● **Problem**: Search the records for the word "subtitle" and report each line that has it.

● **Extracted data**:
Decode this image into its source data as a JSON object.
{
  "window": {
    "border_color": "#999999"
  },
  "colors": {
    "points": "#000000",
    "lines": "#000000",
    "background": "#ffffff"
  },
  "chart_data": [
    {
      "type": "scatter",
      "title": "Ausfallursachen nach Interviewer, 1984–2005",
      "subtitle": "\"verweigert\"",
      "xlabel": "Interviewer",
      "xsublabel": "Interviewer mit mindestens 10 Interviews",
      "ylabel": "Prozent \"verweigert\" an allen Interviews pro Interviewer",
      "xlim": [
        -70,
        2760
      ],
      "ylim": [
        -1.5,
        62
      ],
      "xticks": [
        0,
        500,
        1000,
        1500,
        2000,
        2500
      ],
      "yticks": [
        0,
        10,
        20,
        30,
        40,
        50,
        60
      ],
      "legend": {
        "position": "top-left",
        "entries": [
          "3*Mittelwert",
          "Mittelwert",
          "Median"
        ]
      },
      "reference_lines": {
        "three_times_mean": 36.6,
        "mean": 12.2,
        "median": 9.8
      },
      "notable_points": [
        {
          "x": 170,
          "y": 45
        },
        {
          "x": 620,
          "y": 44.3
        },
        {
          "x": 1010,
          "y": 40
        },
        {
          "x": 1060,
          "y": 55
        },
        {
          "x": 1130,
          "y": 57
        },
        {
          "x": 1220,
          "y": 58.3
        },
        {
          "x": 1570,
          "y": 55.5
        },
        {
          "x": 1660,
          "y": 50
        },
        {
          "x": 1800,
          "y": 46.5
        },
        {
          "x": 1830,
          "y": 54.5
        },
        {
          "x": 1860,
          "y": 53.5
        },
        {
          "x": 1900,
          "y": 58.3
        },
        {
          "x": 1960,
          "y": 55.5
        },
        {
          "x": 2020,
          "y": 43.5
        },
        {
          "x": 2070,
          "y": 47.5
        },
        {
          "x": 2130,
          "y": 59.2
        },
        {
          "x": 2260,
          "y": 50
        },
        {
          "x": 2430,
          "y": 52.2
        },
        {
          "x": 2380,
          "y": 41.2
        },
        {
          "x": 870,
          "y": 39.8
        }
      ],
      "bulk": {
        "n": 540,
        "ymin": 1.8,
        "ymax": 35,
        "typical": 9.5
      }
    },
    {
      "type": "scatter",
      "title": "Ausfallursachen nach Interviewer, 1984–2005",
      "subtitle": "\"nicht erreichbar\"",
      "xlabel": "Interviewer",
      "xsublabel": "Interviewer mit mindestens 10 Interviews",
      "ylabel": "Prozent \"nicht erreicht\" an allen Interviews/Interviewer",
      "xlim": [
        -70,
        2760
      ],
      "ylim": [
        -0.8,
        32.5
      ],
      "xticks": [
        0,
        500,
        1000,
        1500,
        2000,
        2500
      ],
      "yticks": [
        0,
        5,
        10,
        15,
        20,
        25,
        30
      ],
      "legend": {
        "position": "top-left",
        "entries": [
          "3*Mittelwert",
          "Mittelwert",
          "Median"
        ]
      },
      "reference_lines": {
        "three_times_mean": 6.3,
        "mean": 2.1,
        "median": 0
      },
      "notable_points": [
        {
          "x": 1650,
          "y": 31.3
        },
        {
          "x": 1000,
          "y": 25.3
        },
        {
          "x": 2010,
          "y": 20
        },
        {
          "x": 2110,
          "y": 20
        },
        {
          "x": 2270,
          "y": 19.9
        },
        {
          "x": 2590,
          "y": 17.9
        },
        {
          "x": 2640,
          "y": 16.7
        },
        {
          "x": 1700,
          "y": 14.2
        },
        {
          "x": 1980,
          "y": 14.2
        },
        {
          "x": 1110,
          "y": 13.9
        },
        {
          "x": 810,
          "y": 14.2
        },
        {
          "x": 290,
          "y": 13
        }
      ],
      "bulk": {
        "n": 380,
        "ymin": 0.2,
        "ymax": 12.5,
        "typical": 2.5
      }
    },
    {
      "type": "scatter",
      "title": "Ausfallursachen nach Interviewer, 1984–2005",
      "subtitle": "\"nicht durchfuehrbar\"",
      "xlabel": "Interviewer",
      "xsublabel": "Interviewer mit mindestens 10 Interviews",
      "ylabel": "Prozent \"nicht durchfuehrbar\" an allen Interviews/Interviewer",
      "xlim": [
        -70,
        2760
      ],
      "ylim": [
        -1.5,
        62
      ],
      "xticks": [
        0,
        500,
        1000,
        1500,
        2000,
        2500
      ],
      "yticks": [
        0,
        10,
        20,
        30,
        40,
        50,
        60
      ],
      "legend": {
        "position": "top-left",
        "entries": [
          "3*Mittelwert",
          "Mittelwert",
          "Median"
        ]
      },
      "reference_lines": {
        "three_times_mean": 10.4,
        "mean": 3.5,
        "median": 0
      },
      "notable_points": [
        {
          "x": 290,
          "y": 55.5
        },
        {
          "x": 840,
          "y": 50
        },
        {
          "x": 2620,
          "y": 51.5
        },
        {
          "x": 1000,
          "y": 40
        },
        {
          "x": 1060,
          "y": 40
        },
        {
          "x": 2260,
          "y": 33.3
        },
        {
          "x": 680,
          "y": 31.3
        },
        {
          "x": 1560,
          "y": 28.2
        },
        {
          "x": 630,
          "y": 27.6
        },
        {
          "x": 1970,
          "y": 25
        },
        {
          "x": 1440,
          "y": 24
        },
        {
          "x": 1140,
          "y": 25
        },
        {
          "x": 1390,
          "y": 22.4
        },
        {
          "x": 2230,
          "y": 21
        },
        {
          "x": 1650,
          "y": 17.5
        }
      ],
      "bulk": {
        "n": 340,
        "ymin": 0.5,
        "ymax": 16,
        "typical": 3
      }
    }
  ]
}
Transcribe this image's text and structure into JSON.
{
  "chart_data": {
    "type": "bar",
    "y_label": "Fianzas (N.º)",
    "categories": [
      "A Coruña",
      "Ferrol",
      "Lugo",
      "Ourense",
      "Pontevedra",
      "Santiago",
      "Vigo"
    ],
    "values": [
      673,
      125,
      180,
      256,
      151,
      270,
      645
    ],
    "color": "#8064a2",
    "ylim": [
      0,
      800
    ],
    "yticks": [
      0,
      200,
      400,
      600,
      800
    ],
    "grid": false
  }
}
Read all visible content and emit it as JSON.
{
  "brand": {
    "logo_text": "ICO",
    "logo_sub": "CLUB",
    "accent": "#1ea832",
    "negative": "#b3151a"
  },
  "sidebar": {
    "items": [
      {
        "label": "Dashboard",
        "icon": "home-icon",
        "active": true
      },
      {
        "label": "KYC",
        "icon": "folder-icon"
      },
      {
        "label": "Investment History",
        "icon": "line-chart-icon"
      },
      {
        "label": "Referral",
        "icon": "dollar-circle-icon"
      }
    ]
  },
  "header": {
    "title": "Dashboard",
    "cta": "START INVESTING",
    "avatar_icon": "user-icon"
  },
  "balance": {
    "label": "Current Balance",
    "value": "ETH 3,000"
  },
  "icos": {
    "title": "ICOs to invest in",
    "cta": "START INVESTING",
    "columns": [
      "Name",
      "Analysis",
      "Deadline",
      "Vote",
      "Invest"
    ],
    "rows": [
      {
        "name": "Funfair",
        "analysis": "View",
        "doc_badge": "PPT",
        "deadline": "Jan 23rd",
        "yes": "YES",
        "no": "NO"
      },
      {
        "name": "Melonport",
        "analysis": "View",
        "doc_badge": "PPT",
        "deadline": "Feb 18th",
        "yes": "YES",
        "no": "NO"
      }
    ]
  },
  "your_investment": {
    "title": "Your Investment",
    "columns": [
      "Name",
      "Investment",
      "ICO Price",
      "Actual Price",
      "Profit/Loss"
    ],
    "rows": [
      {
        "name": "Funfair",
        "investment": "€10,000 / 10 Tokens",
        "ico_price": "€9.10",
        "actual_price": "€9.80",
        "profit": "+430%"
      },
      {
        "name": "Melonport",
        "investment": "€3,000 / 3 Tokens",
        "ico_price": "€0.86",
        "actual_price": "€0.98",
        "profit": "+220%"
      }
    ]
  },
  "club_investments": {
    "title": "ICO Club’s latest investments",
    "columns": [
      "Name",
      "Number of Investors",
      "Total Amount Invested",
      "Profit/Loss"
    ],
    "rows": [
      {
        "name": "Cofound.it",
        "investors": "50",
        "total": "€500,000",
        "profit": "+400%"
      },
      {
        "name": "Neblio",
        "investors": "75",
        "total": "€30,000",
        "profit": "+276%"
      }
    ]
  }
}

● **Problem solution**:
      "subtitle": "\"verweigert\"",
      "subtitle": "\"nicht erreichbar\"",
      "subtitle": "\"nicht durchfuehrbar\"",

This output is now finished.